Pictures stay out of the copy; set down each line of the listing below exactly.

----------

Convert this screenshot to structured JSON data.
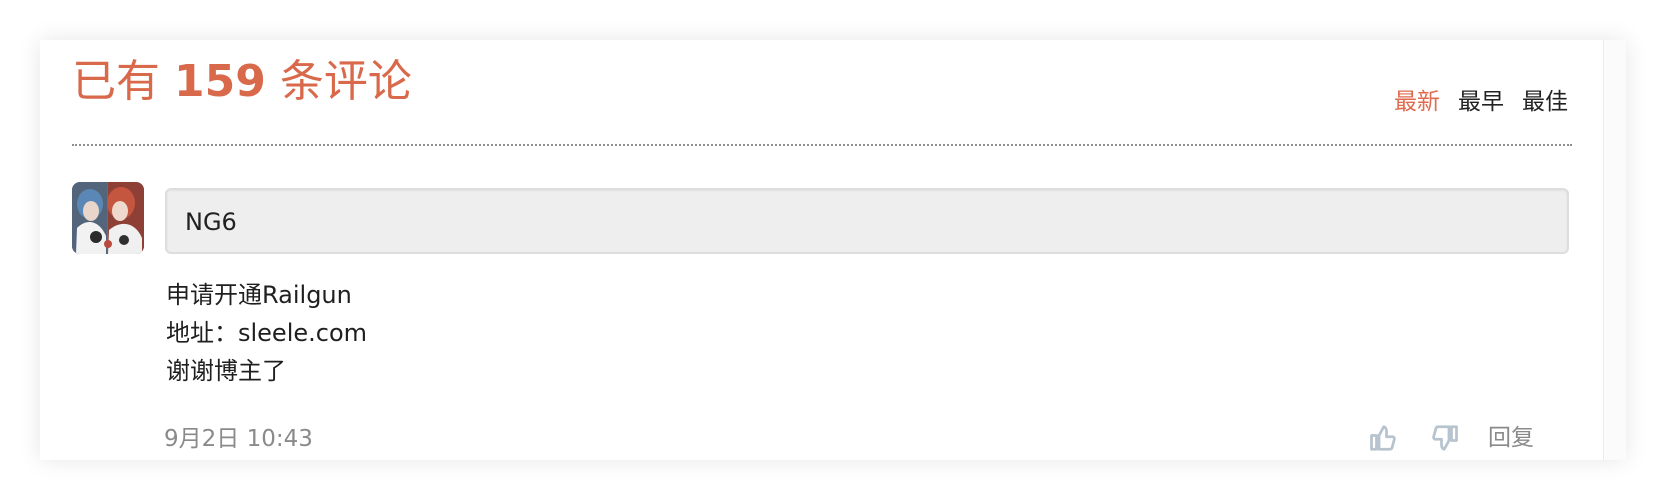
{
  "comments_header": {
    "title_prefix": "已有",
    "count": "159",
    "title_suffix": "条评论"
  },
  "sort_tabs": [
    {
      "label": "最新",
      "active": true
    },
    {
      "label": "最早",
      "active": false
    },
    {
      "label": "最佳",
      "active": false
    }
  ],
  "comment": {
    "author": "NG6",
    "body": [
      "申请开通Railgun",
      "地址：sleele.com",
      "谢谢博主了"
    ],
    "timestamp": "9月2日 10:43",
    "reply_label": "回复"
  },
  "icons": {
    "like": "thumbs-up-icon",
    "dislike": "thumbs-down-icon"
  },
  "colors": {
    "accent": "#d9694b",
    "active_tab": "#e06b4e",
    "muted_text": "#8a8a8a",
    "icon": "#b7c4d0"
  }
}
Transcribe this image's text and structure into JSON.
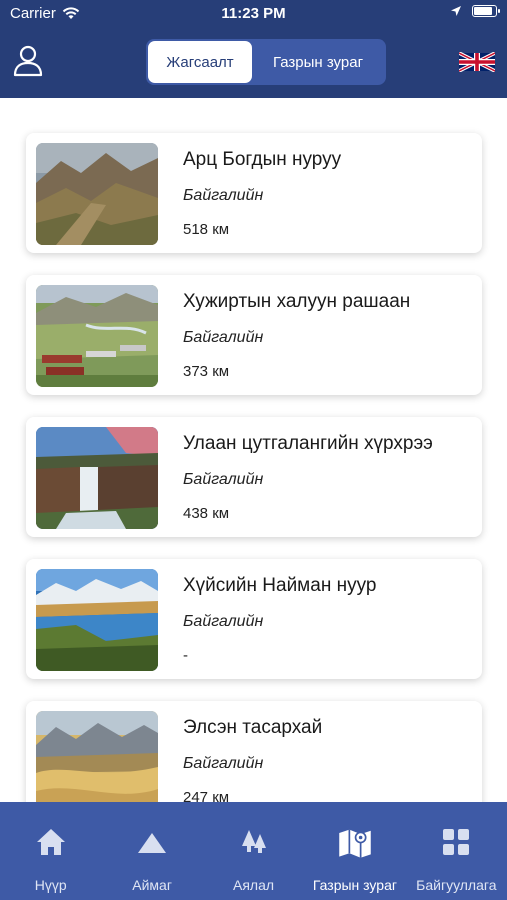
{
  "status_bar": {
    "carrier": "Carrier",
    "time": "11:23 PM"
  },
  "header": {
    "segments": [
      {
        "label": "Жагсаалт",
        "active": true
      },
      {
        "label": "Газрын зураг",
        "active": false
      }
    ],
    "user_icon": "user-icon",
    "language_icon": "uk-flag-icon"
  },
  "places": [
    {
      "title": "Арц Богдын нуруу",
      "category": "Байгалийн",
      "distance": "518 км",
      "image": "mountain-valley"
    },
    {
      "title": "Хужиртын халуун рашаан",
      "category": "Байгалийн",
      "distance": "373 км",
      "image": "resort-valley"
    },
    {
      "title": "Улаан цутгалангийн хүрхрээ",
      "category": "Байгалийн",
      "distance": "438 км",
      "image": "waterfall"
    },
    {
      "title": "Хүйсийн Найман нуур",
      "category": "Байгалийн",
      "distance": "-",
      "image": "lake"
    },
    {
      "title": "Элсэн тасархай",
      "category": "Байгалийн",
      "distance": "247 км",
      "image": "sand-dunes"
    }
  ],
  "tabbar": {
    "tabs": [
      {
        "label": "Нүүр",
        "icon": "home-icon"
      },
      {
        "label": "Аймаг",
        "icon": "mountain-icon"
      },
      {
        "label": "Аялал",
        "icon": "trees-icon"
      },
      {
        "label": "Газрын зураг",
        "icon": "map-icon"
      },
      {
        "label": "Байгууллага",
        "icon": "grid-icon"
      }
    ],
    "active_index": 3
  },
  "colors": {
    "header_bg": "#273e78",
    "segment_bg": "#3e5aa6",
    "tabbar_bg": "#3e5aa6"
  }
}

----------

== Final result ==
Convert this screenshot to structured JSON data.
{
  "comments_header": {
    "title_prefix": "已有",
    "count": "159",
    "title_suffix": "条评论"
  },
  "sort_tabs": [
    {
      "label": "最新",
      "active": true
    },
    {
      "label": "最早",
      "active": false
    },
    {
      "label": "最佳",
      "active": false
    }
  ],
  "comment": {
    "author": "NG6",
    "body": [
      "申请开通Railgun",
      "地址：sleele.com",
      "谢谢博主了"
    ],
    "timestamp": "9月2日 10:43",
    "reply_label": "回复"
  },
  "icons": {
    "like": "thumbs-up-icon",
    "dislike": "thumbs-down-icon"
  },
  "colors": {
    "accent": "#d9694b",
    "active_tab": "#e06b4e",
    "muted_text": "#8a8a8a",
    "icon": "#b7c4d0"
  }
}
Transcribe this image's text and structure into JSON.
{
  "status_bar": {
    "carrier": "Carrier",
    "time": "11:23 PM"
  },
  "header": {
    "segments": [
      {
        "label": "Жагсаалт",
        "active": true
      },
      {
        "label": "Газрын зураг",
        "active": false
      }
    ],
    "user_icon": "user-icon",
    "language_icon": "uk-flag-icon"
  },
  "places": [
    {
      "title": "Арц Богдын нуруу",
      "category": "Байгалийн",
      "distance": "518 км",
      "image": "mountain-valley"
    },
    {
      "title": "Хужиртын халуун рашаан",
      "category": "Байгалийн",
      "distance": "373 км",
      "image": "resort-valley"
    },
    {
      "title": "Улаан цутгалангийн хүрхрээ",
      "category": "Байгалийн",
      "distance": "438 км",
      "image": "waterfall"
    },
    {
      "title": "Хүйсийн Найман нуур",
      "category": "Байгалийн",
      "distance": "-",
      "image": "lake"
    },
    {
      "title": "Элсэн тасархай",
      "category": "Байгалийн",
      "distance": "247 км",
      "image": "sand-dunes"
    }
  ],
  "tabbar": {
    "tabs": [
      {
        "label": "Нүүр",
        "icon": "home-icon"
      },
      {
        "label": "Аймаг",
        "icon": "mountain-icon"
      },
      {
        "label": "Аялал",
        "icon": "trees-icon"
      },
      {
        "label": "Газрын зураг",
        "icon": "map-icon"
      },
      {
        "label": "Байгууллага",
        "icon": "grid-icon"
      }
    ],
    "active_index": 3
  },
  "colors": {
    "header_bg": "#273e78",
    "segment_bg": "#3e5aa6",
    "tabbar_bg": "#3e5aa6"
  }
}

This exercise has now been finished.